━━━━━ EXTRAIT ━━━━━

Malgré ce report et des discussions en cours pour modifier la clause sans précédent, plusieurs centaines de manifestants se sont rassemblés devant le Parlement en milieu d’après-midi, clamant « non à l’euro », ou encore « Nous ne serons pas vos cobayes ».

En contrepartie d’un prêt de 10 milliards d’euros pour l’île au bord de la faillite, le gouvernement chypriote s’est engagé à instaurer une taxe exceptionnelle de 6,75% sur tous les dépôts bancaires en-deçà de 100.000 euros et de 9,9% au-delà, ce qui devrait rapporter 5,8 milliards d’euros.

Des discussions sont en cours pour modifier la répartition de la taxe, afin de baisser la contribution des comptes avec moins de 100.000 euros, qui représentent 30 des 67 milliards d’euros déposés dans les banques chypriotes, quitte à pousser jusqu’à 15% les prélèvements sur les comptes dépassant 500.000 euros.

Une conférence téléphonique de l’Eurogroupe était prévue à 18H30 GMT sur le sujet. Les ministres de la zone euro, sollicités par Nicosie pour un prêt de 17 mds d’euros, ont accepté d’en prêter 10, en contrepartie d’une contribution chypriote pour le reste.

━━━━━

▶ _EXERCICE ÉCRIT 1_
Traduisez en anglais la phrase suivante de l'extrait sur la taxe chypriote : « Une conférence téléphonique de l’Eurogroupe était prévue à 18H30 GMT sur le sujet. »
▶ _EXERCICE ÉCRIT 2_
Recopiez fidèlement, dans l'extrait sur la taxe chypriote, tout ce qui va de « En contrepartie d’un prêt » jusqu'à « 5,8 milliards d’euros. ».

━━━━━ LIGNES DE DONNÉES ━━━━━

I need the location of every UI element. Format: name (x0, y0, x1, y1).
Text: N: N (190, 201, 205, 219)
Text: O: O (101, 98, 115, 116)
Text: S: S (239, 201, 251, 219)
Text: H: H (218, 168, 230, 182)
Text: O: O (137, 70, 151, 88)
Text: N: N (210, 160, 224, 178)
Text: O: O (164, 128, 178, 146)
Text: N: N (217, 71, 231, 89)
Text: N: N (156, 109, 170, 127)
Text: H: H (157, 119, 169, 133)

━━━━━

▶ _CORRIGÉ 1_
A Eurogroup conference call was scheduled for 18:30 GMT on the matter.

▶ _CORRIGÉ 2_
En contrepartie d’un prêt de 10 milliards d’euros pour l’île au bord de la faillite, le gouvernement chypriote s’est engagé à instaurer une taxe exceptionnelle de 6,75% sur tous les dépôts bancaires en-deçà de 100.000 euros et de 9,9% au-delà, ce qui devrait rapporter 5,8 milliards d’euros.